- _PROMPT_
Select all lines with the string "Abril" in them, and copy those lines.

[Figure collection entries]
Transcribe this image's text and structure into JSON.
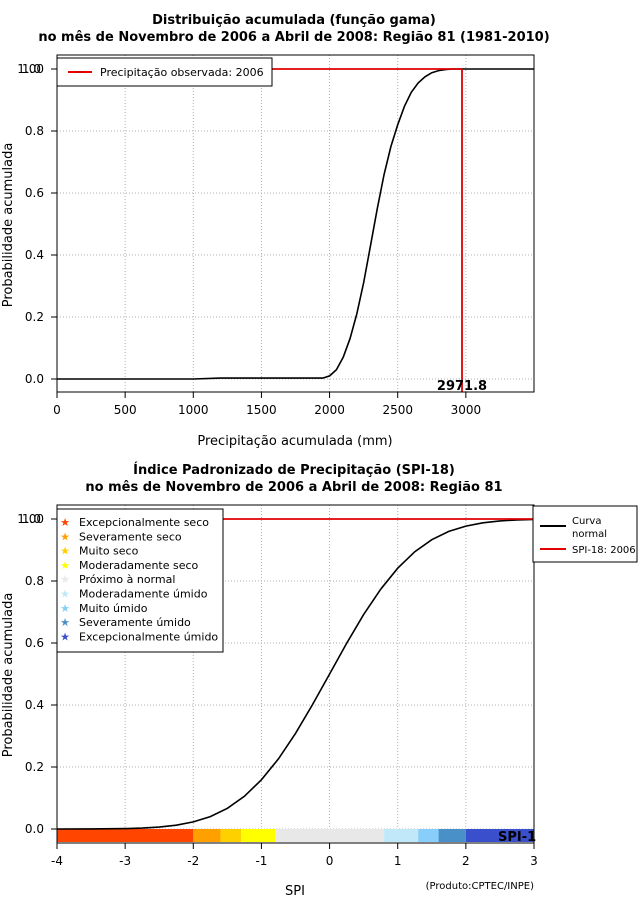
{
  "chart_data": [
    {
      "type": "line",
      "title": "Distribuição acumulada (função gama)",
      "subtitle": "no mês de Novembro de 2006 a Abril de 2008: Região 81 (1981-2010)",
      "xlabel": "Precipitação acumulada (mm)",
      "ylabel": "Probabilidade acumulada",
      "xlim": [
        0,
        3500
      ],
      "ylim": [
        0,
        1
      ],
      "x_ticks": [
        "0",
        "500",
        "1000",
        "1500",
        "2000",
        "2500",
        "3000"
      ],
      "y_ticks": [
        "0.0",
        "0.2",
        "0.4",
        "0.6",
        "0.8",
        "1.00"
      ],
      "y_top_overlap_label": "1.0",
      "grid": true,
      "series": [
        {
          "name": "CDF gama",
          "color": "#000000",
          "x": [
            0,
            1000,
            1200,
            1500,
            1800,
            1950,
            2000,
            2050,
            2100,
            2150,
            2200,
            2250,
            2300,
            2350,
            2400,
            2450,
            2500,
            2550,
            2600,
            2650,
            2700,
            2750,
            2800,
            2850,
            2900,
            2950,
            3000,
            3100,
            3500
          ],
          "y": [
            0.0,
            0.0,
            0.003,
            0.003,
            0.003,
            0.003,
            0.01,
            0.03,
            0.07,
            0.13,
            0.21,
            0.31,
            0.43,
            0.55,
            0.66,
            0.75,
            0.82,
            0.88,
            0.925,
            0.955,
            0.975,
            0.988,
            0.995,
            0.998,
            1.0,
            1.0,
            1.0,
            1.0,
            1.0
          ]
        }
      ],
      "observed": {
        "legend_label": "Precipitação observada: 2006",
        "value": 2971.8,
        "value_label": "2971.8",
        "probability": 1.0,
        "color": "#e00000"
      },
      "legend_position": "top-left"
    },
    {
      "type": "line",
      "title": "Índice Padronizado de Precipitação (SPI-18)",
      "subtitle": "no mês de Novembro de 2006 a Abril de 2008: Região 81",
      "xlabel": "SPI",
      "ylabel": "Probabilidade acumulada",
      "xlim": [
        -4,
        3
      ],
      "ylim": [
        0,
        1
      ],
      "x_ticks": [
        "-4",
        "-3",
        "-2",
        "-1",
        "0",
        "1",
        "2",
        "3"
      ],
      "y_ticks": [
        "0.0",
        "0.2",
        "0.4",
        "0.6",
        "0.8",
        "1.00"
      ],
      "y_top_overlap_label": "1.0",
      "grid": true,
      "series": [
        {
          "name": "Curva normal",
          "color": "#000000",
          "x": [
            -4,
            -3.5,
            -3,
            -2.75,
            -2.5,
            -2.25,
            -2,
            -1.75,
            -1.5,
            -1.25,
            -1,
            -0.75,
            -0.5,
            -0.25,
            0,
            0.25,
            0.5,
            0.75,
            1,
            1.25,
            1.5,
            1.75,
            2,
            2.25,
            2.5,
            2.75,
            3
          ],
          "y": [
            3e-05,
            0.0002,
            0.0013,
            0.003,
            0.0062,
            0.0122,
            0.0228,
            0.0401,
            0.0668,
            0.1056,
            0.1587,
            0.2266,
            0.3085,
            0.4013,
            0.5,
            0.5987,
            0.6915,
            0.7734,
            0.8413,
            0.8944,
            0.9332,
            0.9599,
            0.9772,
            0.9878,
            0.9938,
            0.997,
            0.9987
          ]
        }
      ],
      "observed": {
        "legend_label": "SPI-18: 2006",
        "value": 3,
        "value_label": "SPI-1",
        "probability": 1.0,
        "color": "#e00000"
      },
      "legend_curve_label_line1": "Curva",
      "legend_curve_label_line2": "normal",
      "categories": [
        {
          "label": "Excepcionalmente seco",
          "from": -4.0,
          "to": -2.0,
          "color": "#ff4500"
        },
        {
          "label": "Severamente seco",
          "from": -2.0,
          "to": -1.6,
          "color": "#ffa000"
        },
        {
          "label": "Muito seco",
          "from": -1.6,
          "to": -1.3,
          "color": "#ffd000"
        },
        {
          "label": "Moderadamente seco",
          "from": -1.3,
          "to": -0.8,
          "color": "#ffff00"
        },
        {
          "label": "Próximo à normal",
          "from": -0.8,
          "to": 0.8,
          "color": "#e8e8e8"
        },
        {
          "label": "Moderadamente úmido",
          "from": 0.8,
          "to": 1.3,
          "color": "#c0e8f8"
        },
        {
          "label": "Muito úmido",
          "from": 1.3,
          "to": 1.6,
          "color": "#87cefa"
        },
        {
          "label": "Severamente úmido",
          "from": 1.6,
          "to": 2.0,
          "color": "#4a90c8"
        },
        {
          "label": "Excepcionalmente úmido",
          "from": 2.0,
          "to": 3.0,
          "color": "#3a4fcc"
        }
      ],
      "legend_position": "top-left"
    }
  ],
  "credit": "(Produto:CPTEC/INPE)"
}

- _WORKED ANSWER_
      "subtitle": "no mês de Novembro de 2006 a Abril de 2008: Região 81 (1981-2010)",
      "subtitle": "no mês de Novembro de 2006 a Abril de 2008: Região 81",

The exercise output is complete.